• _Texto fornecido_:
——————

A quinta regra para um bom funcionamento do seu fígado e do seu inimigo pessoal encontra-se no hábito da boa alimentação. Evite alimentos que contenham gordura animal (carne vermelha gorda, pele de frango, bacon, linguiça, queijo amarelo, manteiga) e frituras. Em decorrência da alta concentração de colesterol nesses alimentos, o fígado usaria esta superoferta de colesterol para produzir excessivamente uma substância chamada bile ou bílis (substância amarelo-esverdeada secretada pelo fígado), que seria eliminada para o duodeno (primeira porção intestino delgado) e intestino (mistura-se com os alimentos para ajudar na digestão). Parte da bile seria absorvida pelo estômago e daí provocaria boca amarga e com gosto de água de lavar espingarda ou de fel. Em razão da ingestão excessiva de alimentos gordurosos, ocorreria no sangue um aumento dos triglicérides e colesterol e, conseqüentemente, deposito de gordura nas células do fígado (hepatócitos), ocasionando assim a esteatose hepática. Coma bastante peixe e frango sem pele (grelhado, assado, cozido), frutas e verduras. Só fazem bem.

A sexta regra está explícita no erro cultural  da automedicação. O uso de determinadas drogas e ervas pode ocasionar ao seu fígado, desde uma simples hepatite aguda medicamentosa, morte por insuficiência hepática fulminante até a cirrose hepática. Evite tomar remédios sem prescrição médica e ervas indicadas pelos parentes, comadres e vizinhos. No estado do Pará, existe relato científico de mortes (hepatite fulminante) pelo uso do chá e cápsulas da “sacaca”, aquela que é considerada por alguns como a oitava maravilha do mundo. Em fevereiro de 2015 tive duas pacientes que fizeram quadro de hepatite aguda por uso de chá de sacaca. A mais idosa, 75 anos, desenvolveu quadro de hepatite grave e foi necessário interna-la em unidade de terapia intensiva. Felizmente, no presente momento, a referida paciente encontra-se muito bem.

——————

• _Tarefas a cumprir_:
(a) Segundo o texto sobre o fígado, em que estado brasileiro há relato científico de mortes pelo uso do chá e das cápsulas de sacaca?
(b) Por favor, escreva a continuação do texto sobre o fígado a partir do ponto em que ele termina.

• _Itens de dados_:
——————

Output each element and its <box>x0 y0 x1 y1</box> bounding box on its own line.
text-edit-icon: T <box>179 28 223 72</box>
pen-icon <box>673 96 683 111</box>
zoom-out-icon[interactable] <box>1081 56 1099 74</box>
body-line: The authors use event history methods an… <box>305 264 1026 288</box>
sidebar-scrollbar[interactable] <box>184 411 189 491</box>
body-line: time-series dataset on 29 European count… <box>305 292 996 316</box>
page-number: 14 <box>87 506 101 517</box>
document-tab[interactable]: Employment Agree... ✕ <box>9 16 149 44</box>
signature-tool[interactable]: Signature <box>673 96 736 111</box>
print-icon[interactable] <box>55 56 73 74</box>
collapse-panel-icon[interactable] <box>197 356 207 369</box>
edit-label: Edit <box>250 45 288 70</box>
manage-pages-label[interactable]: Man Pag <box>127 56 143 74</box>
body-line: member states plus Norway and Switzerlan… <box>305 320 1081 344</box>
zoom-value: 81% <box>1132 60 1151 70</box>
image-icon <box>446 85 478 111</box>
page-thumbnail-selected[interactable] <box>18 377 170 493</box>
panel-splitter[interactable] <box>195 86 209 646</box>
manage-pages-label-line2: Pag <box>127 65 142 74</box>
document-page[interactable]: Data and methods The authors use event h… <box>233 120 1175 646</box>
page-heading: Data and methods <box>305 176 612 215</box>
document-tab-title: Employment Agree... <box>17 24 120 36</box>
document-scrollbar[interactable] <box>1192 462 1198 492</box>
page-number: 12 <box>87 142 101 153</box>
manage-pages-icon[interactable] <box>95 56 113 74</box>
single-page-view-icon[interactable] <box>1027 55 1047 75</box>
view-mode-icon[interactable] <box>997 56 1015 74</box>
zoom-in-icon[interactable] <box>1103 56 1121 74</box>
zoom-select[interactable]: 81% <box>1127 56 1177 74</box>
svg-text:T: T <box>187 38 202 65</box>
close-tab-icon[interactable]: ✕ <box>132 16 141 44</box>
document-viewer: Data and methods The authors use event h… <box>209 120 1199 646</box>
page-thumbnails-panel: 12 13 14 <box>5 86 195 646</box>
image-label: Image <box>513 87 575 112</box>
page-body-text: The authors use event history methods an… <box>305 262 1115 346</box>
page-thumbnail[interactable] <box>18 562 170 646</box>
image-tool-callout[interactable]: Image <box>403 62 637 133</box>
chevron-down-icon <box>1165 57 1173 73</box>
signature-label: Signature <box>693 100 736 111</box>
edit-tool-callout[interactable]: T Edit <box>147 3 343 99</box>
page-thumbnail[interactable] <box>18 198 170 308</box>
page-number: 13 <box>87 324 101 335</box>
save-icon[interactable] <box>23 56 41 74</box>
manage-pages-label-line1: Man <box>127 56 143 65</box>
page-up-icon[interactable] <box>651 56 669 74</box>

——————

• _Respostas por item_:
(a) No estado do Pará.

(b)
A sétima regra está na retirada eletiva (cirurgia) das pedras da vesícula (cálculo biliar). As pedras na vesícula biliar podem comprometer o fígado? Claro que sim. Quando a vesícula biliar repleta de pedras apresenta processo inflamatório (colecistite aguda), existe uma tendência de obstruir a passagem de biles para o intestino. A bile não excretada reflui para o fígado, torna-se tóxica e vai ocasionar hepatite aguda. As bactérias responsáveis pela inflamação da vesícula biliar podem ascender para o fígado e daí podem provocar um quadro infeccioso agudo, geralmente grave, tendendo a formação de hepatite aguda infecciosa (bacteriana) e posteriormente de abscessos no fígado. Se não tratado, o paciente poderá morrer com infecção generalizada.

A oitava regra é bem atual. Não fume, o cigarro faz muito mal para o fígado. Os resultados de vários estudos revelam que o hábito de fumar acelera ou agrava uma doença do fígado pré-existente, principalmente se o fumante for portador de uma dessas doenças: esteato-hepatite aguda(processo inflamatório no fígado provocado por deposição de gordura), hepatite crônica e cirrose hepática pelos vírus das hepatites B e C ou outro qualquer tipo de hepatite crônica. Pacientes cirróticos fumantes, independentemente da causa, apresentam um risco muito grande de evolução para câncer primário de fígado.

A nona regra é ter que fazer transplante hepático se o seu fígado, de algum familiar ou de algum amigo não está mais funcionando (cirrose hepática em fase avançada e descompensada). Porque alguém precisaria fazer um transplante do fígado? É até simples explicar. É o tratamento de eleição de qualquer doença do fígado avançada, aguda ou crônica, não curável com outros tratamentos e que põe a vida do paciente em perigo ou induz a uma deterioração importante na sua qualidade de vida. Portanto, nada mais resta do que trocar o fígado doente e irrecuperável por um novo.

A última e décima regra é a mais importante de todas. Periodicamente, se você tem mais que 40 anos de idade, faça um exame clínico geral pelo menos uma vez por ano e assim o seu médico saberá como está funcionando o seu “precioso fígado”. Se tudo está bem com o seu fígado, ótimo, mas não o deixe de lado. Ele foi programado para viver mais de cem anos.